* **What is needed**
Copy each line below that contains "Pierre".

======== Source material ========

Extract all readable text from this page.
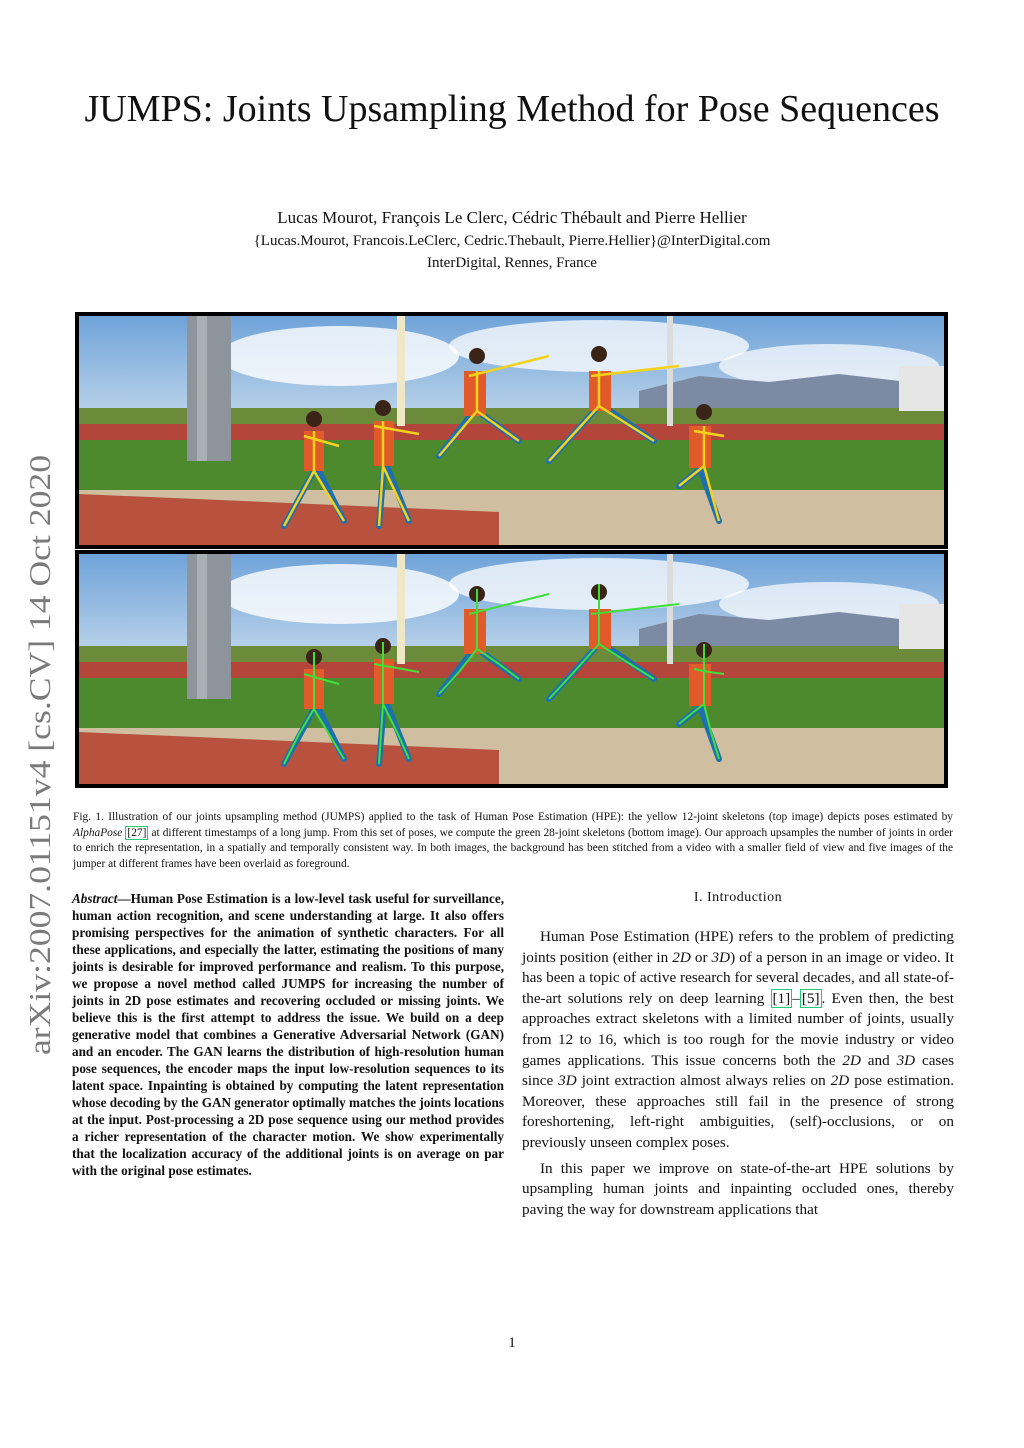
JUMPS: Joints Upsampling Method for Pose Sequences
Lucas Mourot, François Le Clerc, Cédric Thébault and Pierre Hellier
{Lucas.Mourot, Francois.LeClerc, Cedric.Thebault, Pierre.Hellier}@InterDigital.com
InterDigital, Rennes, France
arXiv:2007.01151v4 [cs.CV] 14 Oct 2020 Fig. 1. Illustration of our joints upsampling method (JUMPS) applied to the task of Human Pose Estimation (HPE): the yellow 12-joint skeletons (top image) depicts poses estimated by AlphaPose [27] at different timestamps of a long jump. From this set of poses, we compute the green 28-joint skeletons (bottom image). Our approach upsamples the number of joints in order to enrich the representation, in a spatially and temporally consistent way. In both images, the background has been stitched from a video with a smaller field of view and five images of the jumper at different frames have been overlaid as foreground.
Abstract—Human Pose Estimation is a low-level task useful for surveillance, human action recognition, and scene understanding at large. It also offers promising perspectives for the animation of synthetic characters. For all these applications, and especially the latter, estimating the positions of many joints is desirable for improved performance and realism. To this purpose, we propose a novel method called JUMPS for increasing the number of joints in 2D pose estimates and recovering occluded or missing joints. We believe this is the first attempt to address the issue. We build on a deep generative model that combines a Generative Adversarial Network (GAN) and an encoder. The GAN learns the distribution of high-resolution human pose sequences, the encoder maps the input low-resolution sequences to its latent space. Inpainting is obtained by computing the latent representation whose decoding by the GAN generator optimally matches the joints locations at the input. Post-processing a 2D pose sequence using our method provides a richer representation of the character motion. We show experimentally that the localization accuracy of the additional joints is on average on par with the original pose estimates.
I. Introduction

Human Pose Estimation (HPE) refers to the problem of predicting joints position (either in 2D or 3D) of a person in an image or video. It has been a topic of active research for several decades, and all state-of-the-art solutions rely on deep learning [1] – [5] . Even then, the best approaches extract skeletons with a limited number of joints, usually from 12 to 16, which is too rough for the movie industry or video games applications. This issue concerns both the 2D and 3D cases since 3D joint extraction almost always relies on 2D pose estimation. Moreover, these approaches still fail in the presence of strong foreshortening, left-right ambiguities, (self)-occlusions, or on previously unseen complex poses.

In this paper we improve on state-of-the-art HPE solutions by upsampling human joints and inpainting occluded ones, thereby paving the way for downstream applications that

1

========

* **Exercise answer**
Lucas Mourot, François Le Clerc, Cédric Thébault and Pierre Hellier
{Lucas.Mourot, Francois.LeClerc, Cedric.Thebault, Pierre.Hellier}@InterDigital.com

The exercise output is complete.